--- SELECTED EXTRACT ---

In December 1st 2018, Meng Wanzhou was arrested in Vancouver International Airport. She was the Chief Financial Officer of Huawei, a Chinese multinational corporation specialized in telecommunications technology and consumer electronics. Last year, Huawei is now world’s second largest smartphone manufacturer, only behind Samsung. Its annual revenue has reached $108 billion, and it is now considered as one of the most important MNCs in the world.  Its name is means “Chinese achievement”. Located in Shenzhen, the “Silicon Valley of China”, Huawei is now one of the key leaders in research, innovation, and technology development. China is now widely perceived as a rising power. Graham Allison recently published the book ““Destined for War: Can America and China Escape Thucydides’s Trap?”, suggesting that a rising power challenges the established power, tensions escalate into physical collusion. And China is challenging the United States as the rising power. Many media outlets and literature suggest the same, as many are mesmerised by the impressive economic growth and technological development of China in recent year. China has also launched ambitious programs such as the Belt and Road Initiative, constructing infrastructure and economic ties in order to expand its sphere of influence. China has also invested heavily in African , providing packages of loans and infrastructure. Yet, some of China’s strategies has been widely criticized. Its “debt-trap diplomacy”, for example, is considered as a threat to sovereignty of poorer and weaker states.

The rise of MNCs are also subject to criticism for their geopolitical purposes. The rise and expansion of numerous powerful MNCs have followed the ambitious rise of Chinese on the global stage. This includes high-tech companies like Huawei. However, this is problematic for many Western states, because since China is a centralized “communist” state , the MNCs have extensive links with the Chinese Communist Party and the Chinese state. Therefore, there are numerous security concerns regarding cybersecurity. For example, its 5G technology could be used to unable unauthorized surveillance of consumers by the Chinese authorities. USA, UK, Japan and Australia banned this technology from their territory. Meng Wanzhou was even arrested because of security concerns. Yet, is the “cybersecurity” argument just an excuse for protectionism? From a mercantilist view, it can be interpreted as a move to protect Silicon Valley’s market share by “bullying” Huawei. Is the war of 5G technology the new containment? If we apply realism to this question, then the answer would be yes.

---

Using the Huawei text above:
(a) Where was Meng Wanzhou arrested?
(b) In which city is Huawei located?
(c) Which four countries banned Huawei's 5G technology from their territory?

--- RAW RECORDS ---

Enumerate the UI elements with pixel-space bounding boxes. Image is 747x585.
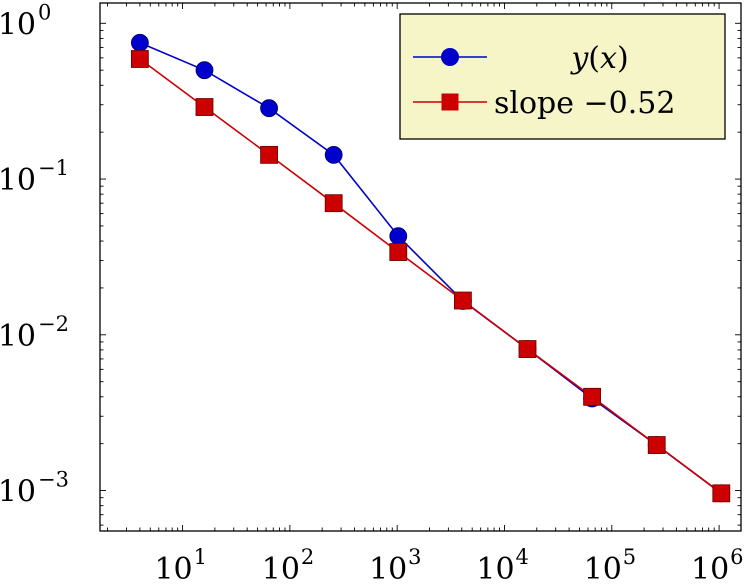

---
--- RAW RECORDS ---

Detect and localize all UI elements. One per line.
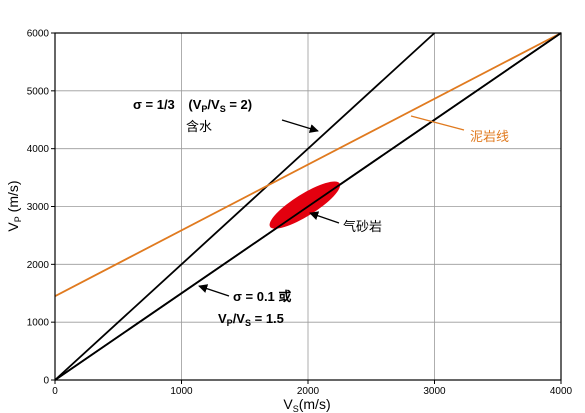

---

• WRITTEN SOLUTION:
(a) Vancouver International Airport
(b) Shenzhen
(c) The USA, the UK, Japan and Australia